• DO THIS: Set down each entry exactly as given; pictures should not appear in the copy.
──────────────────────────────
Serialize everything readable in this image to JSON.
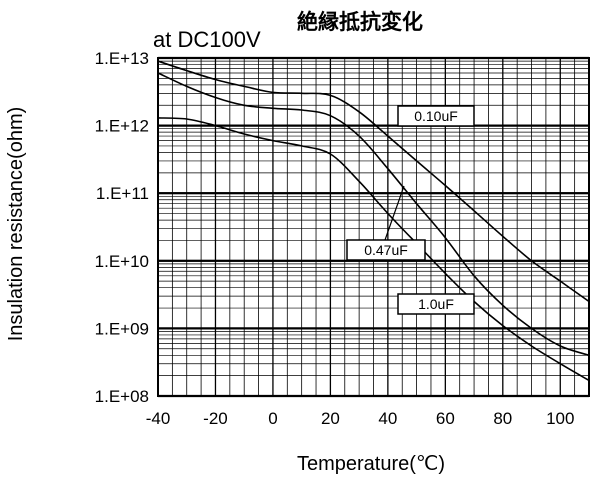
{
  "chart_data": {
    "type": "line",
    "title": "絶縁抵抗変化",
    "subtitle": "at DC100V",
    "xlabel": "Temperature(℃)",
    "ylabel": "Insulation resistance(ohm)",
    "x_scale": "linear",
    "y_scale": "log",
    "xlim": [
      -40,
      110
    ],
    "ylim": [
      100000000.0,
      10000000000000.0
    ],
    "x_ticks": [
      -40,
      -20,
      0,
      20,
      40,
      60,
      80,
      100
    ],
    "x_tick_labels": [
      "-40",
      "-20",
      "0",
      "20",
      "40",
      "60",
      "80",
      "100"
    ],
    "y_ticks": [
      100000000.0,
      1000000000.0,
      10000000000.0,
      100000000000.0,
      1000000000000.0,
      10000000000000.0
    ],
    "y_tick_labels": [
      "1.E+08",
      "1.E+09",
      "1.E+10",
      "1.E+11",
      "1.E+12",
      "1.E+13"
    ],
    "grid": true,
    "series": [
      {
        "name": "0.10uF",
        "x": [
          -40,
          -30,
          -20,
          -10,
          0,
          10,
          20,
          30,
          40,
          50,
          60,
          70,
          80,
          90,
          100,
          110
        ],
        "y": [
          9000000000000.0,
          6500000000000.0,
          4800000000000.0,
          3800000000000.0,
          3100000000000.0,
          3000000000000.0,
          2800000000000.0,
          1600000000000.0,
          700000000000.0,
          300000000000.0,
          130000000000.0,
          55000000000.0,
          23000000000.0,
          10000000000.0,
          5000000000.0,
          2500000000.0
        ]
      },
      {
        "name": "0.47uF",
        "x": [
          -40,
          -30,
          -20,
          -10,
          0,
          10,
          20,
          30,
          40,
          50,
          60,
          70,
          80,
          90,
          100,
          110
        ],
        "y": [
          6000000000000.0,
          3800000000000.0,
          2600000000000.0,
          2000000000000.0,
          1800000000000.0,
          1700000000000.0,
          1400000000000.0,
          700000000000.0,
          230000000000.0,
          70000000000.0,
          22000000000.0,
          6000000000.0,
          2200000000.0,
          1000000000.0,
          550000000.0,
          400000000.0
        ]
      },
      {
        "name": "1.0uF",
        "x": [
          -40,
          -30,
          -20,
          -10,
          0,
          10,
          20,
          30,
          40,
          50,
          60,
          70,
          80,
          90,
          100,
          110
        ],
        "y": [
          1300000000000.0,
          1250000000000.0,
          1000000000000.0,
          750000000000.0,
          600000000000.0,
          500000000000.0,
          380000000000.0,
          150000000000.0,
          50000000000.0,
          18000000000.0,
          6500000000.0,
          2500000000.0,
          1100000000.0,
          550000000.0,
          300000000.0,
          170000000.0
        ]
      }
    ],
    "annotations": [
      {
        "text": "0.10uF",
        "series": "0.10uF"
      },
      {
        "text": "0.47uF",
        "series": "0.47uF"
      },
      {
        "text": "1.0uF",
        "series": "1.0uF"
      }
    ]
  }
}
──────────────────────────────
• EXERCISE OUTPUT:
Serialize everything readable in this image to JSON.
{
  "chart_data": {
    "type": "line",
    "title": "絶縁抵抗変化",
    "subtitle": "at DC100V",
    "xlabel": "Temperature(℃)",
    "ylabel": "Insulation resistance(ohm)",
    "x_scale": "linear",
    "y_scale": "log",
    "xlim": [
      -40,
      110
    ],
    "ylim": [
      100000000.0,
      10000000000000.0
    ],
    "x_ticks": [
      -40,
      -20,
      0,
      20,
      40,
      60,
      80,
      100
    ],
    "x_tick_labels": [
      "-40",
      "-20",
      "0",
      "20",
      "40",
      "60",
      "80",
      "100"
    ],
    "y_ticks": [
      100000000.0,
      1000000000.0,
      10000000000.0,
      100000000000.0,
      1000000000000.0,
      10000000000000.0
    ],
    "y_tick_labels": [
      "1.E+08",
      "1.E+09",
      "1.E+10",
      "1.E+11",
      "1.E+12",
      "1.E+13"
    ],
    "grid": true,
    "series": [
      {
        "name": "0.10uF",
        "x": [
          -40,
          -30,
          -20,
          -10,
          0,
          10,
          20,
          30,
          40,
          50,
          60,
          70,
          80,
          90,
          100,
          110
        ],
        "y": [
          9000000000000.0,
          6500000000000.0,
          4800000000000.0,
          3800000000000.0,
          3100000000000.0,
          3000000000000.0,
          2800000000000.0,
          1600000000000.0,
          700000000000.0,
          300000000000.0,
          130000000000.0,
          55000000000.0,
          23000000000.0,
          10000000000.0,
          5000000000.0,
          2500000000.0
        ]
      },
      {
        "name": "0.47uF",
        "x": [
          -40,
          -30,
          -20,
          -10,
          0,
          10,
          20,
          30,
          40,
          50,
          60,
          70,
          80,
          90,
          100,
          110
        ],
        "y": [
          6000000000000.0,
          3800000000000.0,
          2600000000000.0,
          2000000000000.0,
          1800000000000.0,
          1700000000000.0,
          1400000000000.0,
          700000000000.0,
          230000000000.0,
          70000000000.0,
          22000000000.0,
          6000000000.0,
          2200000000.0,
          1000000000.0,
          550000000.0,
          400000000.0
        ]
      },
      {
        "name": "1.0uF",
        "x": [
          -40,
          -30,
          -20,
          -10,
          0,
          10,
          20,
          30,
          40,
          50,
          60,
          70,
          80,
          90,
          100,
          110
        ],
        "y": [
          1300000000000.0,
          1250000000000.0,
          1000000000000.0,
          750000000000.0,
          600000000000.0,
          500000000000.0,
          380000000000.0,
          150000000000.0,
          50000000000.0,
          18000000000.0,
          6500000000.0,
          2500000000.0,
          1100000000.0,
          550000000.0,
          300000000.0,
          170000000.0
        ]
      }
    ],
    "annotations": [
      {
        "text": "0.10uF",
        "series": "0.10uF"
      },
      {
        "text": "0.47uF",
        "series": "0.47uF"
      },
      {
        "text": "1.0uF",
        "series": "1.0uF"
      }
    ]
  }
}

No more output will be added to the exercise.